Stored entries:

##############################

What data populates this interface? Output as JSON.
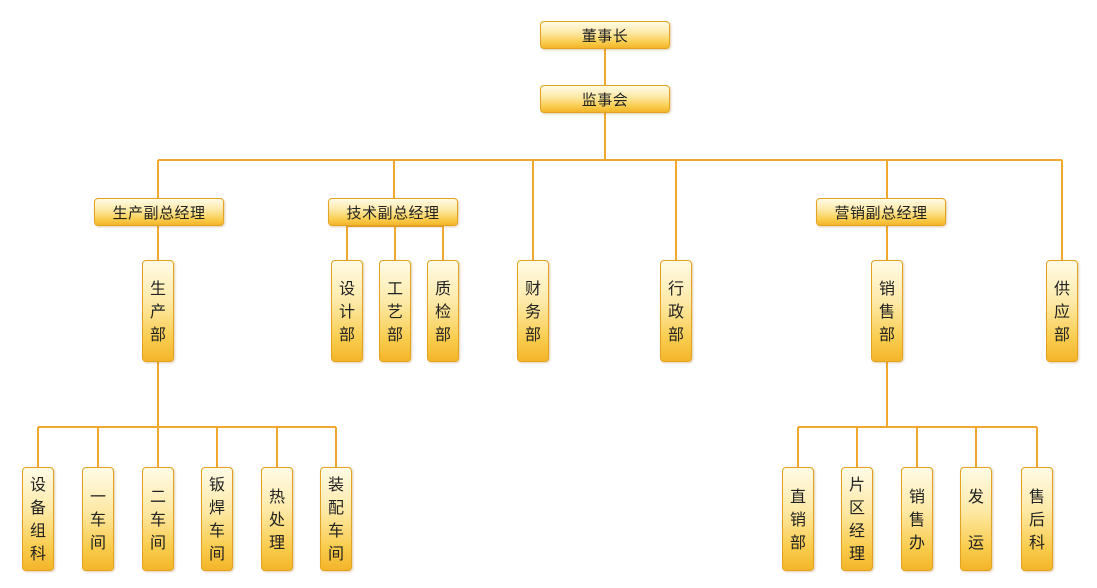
{
  "colors": {
    "line": "#f0a830",
    "box_border": "#e3a320",
    "box_fill_top": "#fffbe6",
    "box_fill_bottom": "#f3b52a",
    "text": "#222222"
  },
  "nodes": {
    "chairman": "董事长",
    "supervisory_board": "监事会",
    "vp_production": "生产副总经理",
    "vp_technology": "技术副总经理",
    "vp_marketing": "营销副总经理",
    "production_dept": "生产部",
    "design_dept": "设计部",
    "process_dept": "工艺部",
    "quality_dept": "质检部",
    "finance_dept": "财务部",
    "admin_dept": "行政部",
    "sales_dept": "销售部",
    "supply_dept": "供应部",
    "equipment_team": "设备组科",
    "workshop_1": "一车间",
    "workshop_2": "二车间",
    "welding_workshop": "钣焊车间",
    "heat_treatment": "热处理",
    "assembly_workshop": "装配车间",
    "direct_sales": "直销部",
    "regional_manager": "片区经理",
    "sales_office": "销售办",
    "shipping": "发\n\n运",
    "after_sales": "售后科"
  }
}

##############################

§ Instruction
A faithful copy of the records above is needed, with the pictures left out.

§ Response to the exercise
What data populates this interface? Output as JSON.
{
  "colors": {
    "line": "#f0a830",
    "box_border": "#e3a320",
    "box_fill_top": "#fffbe6",
    "box_fill_bottom": "#f3b52a",
    "text": "#222222"
  },
  "nodes": {
    "chairman": "董事长",
    "supervisory_board": "监事会",
    "vp_production": "生产副总经理",
    "vp_technology": "技术副总经理",
    "vp_marketing": "营销副总经理",
    "production_dept": "生产部",
    "design_dept": "设计部",
    "process_dept": "工艺部",
    "quality_dept": "质检部",
    "finance_dept": "财务部",
    "admin_dept": "行政部",
    "sales_dept": "销售部",
    "supply_dept": "供应部",
    "equipment_team": "设备组科",
    "workshop_1": "一车间",
    "workshop_2": "二车间",
    "welding_workshop": "钣焊车间",
    "heat_treatment": "热处理",
    "assembly_workshop": "装配车间",
    "direct_sales": "直销部",
    "regional_manager": "片区经理",
    "sales_office": "销售办",
    "shipping": "发\n\n运",
    "after_sales": "售后科"
  }
}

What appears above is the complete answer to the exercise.